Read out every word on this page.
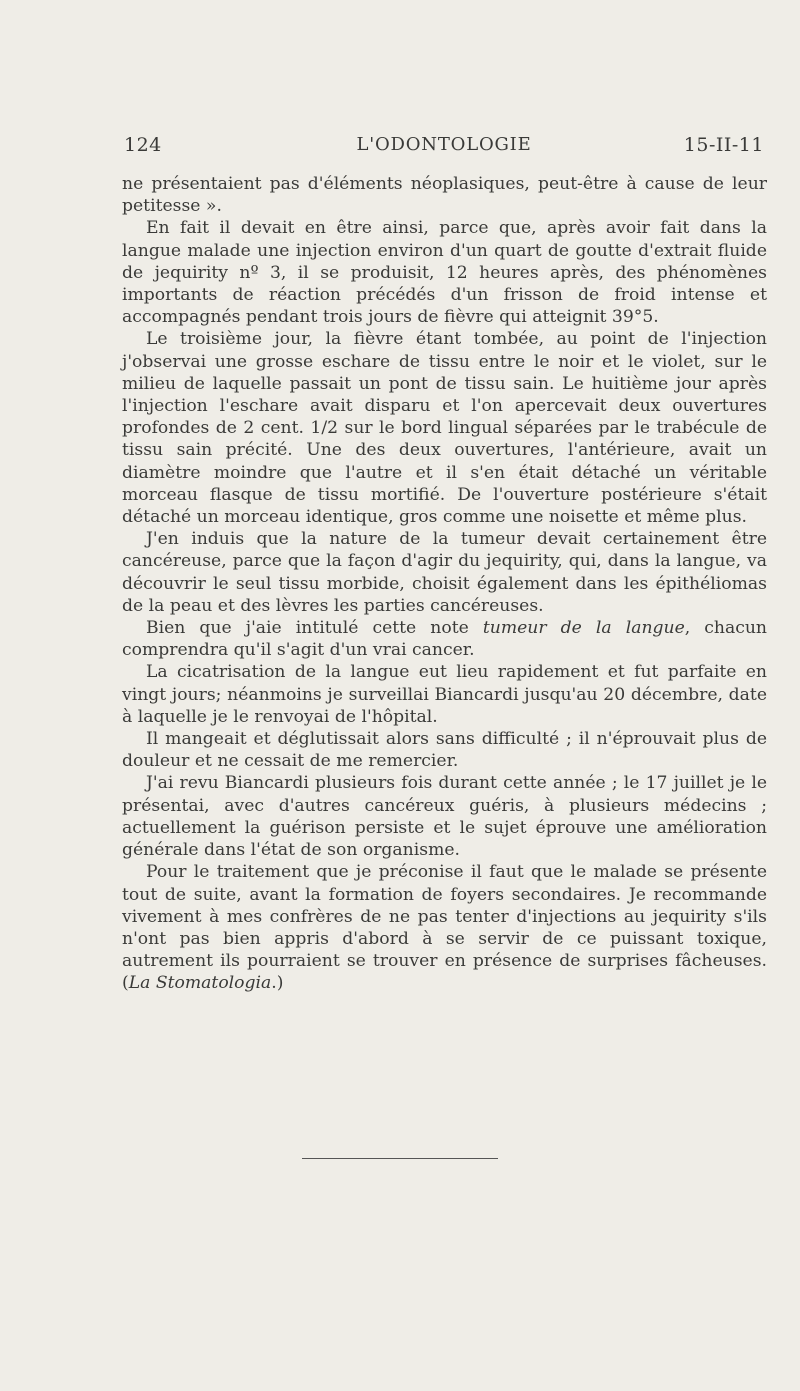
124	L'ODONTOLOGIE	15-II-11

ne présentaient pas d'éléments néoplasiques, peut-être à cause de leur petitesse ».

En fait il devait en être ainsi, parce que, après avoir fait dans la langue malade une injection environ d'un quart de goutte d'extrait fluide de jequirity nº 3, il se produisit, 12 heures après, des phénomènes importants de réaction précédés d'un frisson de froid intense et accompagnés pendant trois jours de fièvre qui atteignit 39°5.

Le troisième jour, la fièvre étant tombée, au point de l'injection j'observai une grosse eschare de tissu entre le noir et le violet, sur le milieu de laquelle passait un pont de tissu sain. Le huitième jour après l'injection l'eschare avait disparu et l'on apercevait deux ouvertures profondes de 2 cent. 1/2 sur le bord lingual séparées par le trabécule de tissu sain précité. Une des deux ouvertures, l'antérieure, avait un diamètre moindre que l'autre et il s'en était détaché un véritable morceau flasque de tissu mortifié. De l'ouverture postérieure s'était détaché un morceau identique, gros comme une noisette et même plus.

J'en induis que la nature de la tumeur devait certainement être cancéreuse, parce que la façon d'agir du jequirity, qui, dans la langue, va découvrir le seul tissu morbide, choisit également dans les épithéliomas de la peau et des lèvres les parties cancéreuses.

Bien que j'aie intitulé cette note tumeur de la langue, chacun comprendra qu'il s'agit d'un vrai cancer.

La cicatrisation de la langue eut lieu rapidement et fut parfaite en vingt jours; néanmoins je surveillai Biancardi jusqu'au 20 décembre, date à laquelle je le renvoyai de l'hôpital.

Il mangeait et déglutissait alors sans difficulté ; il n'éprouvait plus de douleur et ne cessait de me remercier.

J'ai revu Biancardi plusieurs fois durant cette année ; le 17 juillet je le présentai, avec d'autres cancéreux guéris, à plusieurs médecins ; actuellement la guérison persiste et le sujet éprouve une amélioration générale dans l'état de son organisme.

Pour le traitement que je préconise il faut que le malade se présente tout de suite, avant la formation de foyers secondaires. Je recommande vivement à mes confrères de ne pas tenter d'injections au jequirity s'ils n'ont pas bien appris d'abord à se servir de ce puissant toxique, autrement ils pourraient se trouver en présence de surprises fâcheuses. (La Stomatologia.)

:::

■ **WRITTEN REQUEST**:
Omit the pictures and give the material again, exactly and in full.

■ **WRITTEN SOLUTION**:
Read out every word on this page.
124	L'ODONTOLOGIE	15-II-11

ne présentaient pas d'éléments néoplasiques, peut-être à cause de leur petitesse ».

En fait il devait en être ainsi, parce que, après avoir fait dans la langue malade une injection environ d'un quart de goutte d'extrait fluide de jequirity nº 3, il se produisit, 12 heures après, des phénomènes importants de réaction précédés d'un frisson de froid intense et accompagnés pendant trois jours de fièvre qui atteignit 39°5.

Le troisième jour, la fièvre étant tombée, au point de l'injection j'observai une grosse eschare de tissu entre le noir et le violet, sur le milieu de laquelle passait un pont de tissu sain. Le huitième jour après l'injection l'eschare avait disparu et l'on apercevait deux ouvertures profondes de 2 cent. 1/2 sur le bord lingual séparées par le trabécule de tissu sain précité. Une des deux ouvertures, l'antérieure, avait un diamètre moindre que l'autre et il s'en était détaché un véritable morceau flasque de tissu mortifié. De l'ouverture postérieure s'était détaché un morceau identique, gros comme une noisette et même plus.

J'en induis que la nature de la tumeur devait certainement être cancéreuse, parce que la façon d'agir du jequirity, qui, dans la langue, va découvrir le seul tissu morbide, choisit également dans les épithéliomas de la peau et des lèvres les parties cancéreuses.

Bien que j'aie intitulé cette note tumeur de la langue, chacun comprendra qu'il s'agit d'un vrai cancer.

La cicatrisation de la langue eut lieu rapidement et fut parfaite en vingt jours; néanmoins je surveillai Biancardi jusqu'au 20 décembre, date à laquelle je le renvoyai de l'hôpital.

Il mangeait et déglutissait alors sans difficulté ; il n'éprouvait plus de douleur et ne cessait de me remercier.

J'ai revu Biancardi plusieurs fois durant cette année ; le 17 juillet je le présentai, avec d'autres cancéreux guéris, à plusieurs médecins ; actuellement la guérison persiste et le sujet éprouve une amélioration générale dans l'état de son organisme.

Pour le traitement que je préconise il faut que le malade se présente tout de suite, avant la formation de foyers secondaires. Je recommande vivement à mes confrères de ne pas tenter d'injections au jequirity s'ils n'ont pas bien appris d'abord à se servir de ce puissant toxique, autrement ils pourraient se trouver en présence de surprises fâcheuses. (La Stomatologia.)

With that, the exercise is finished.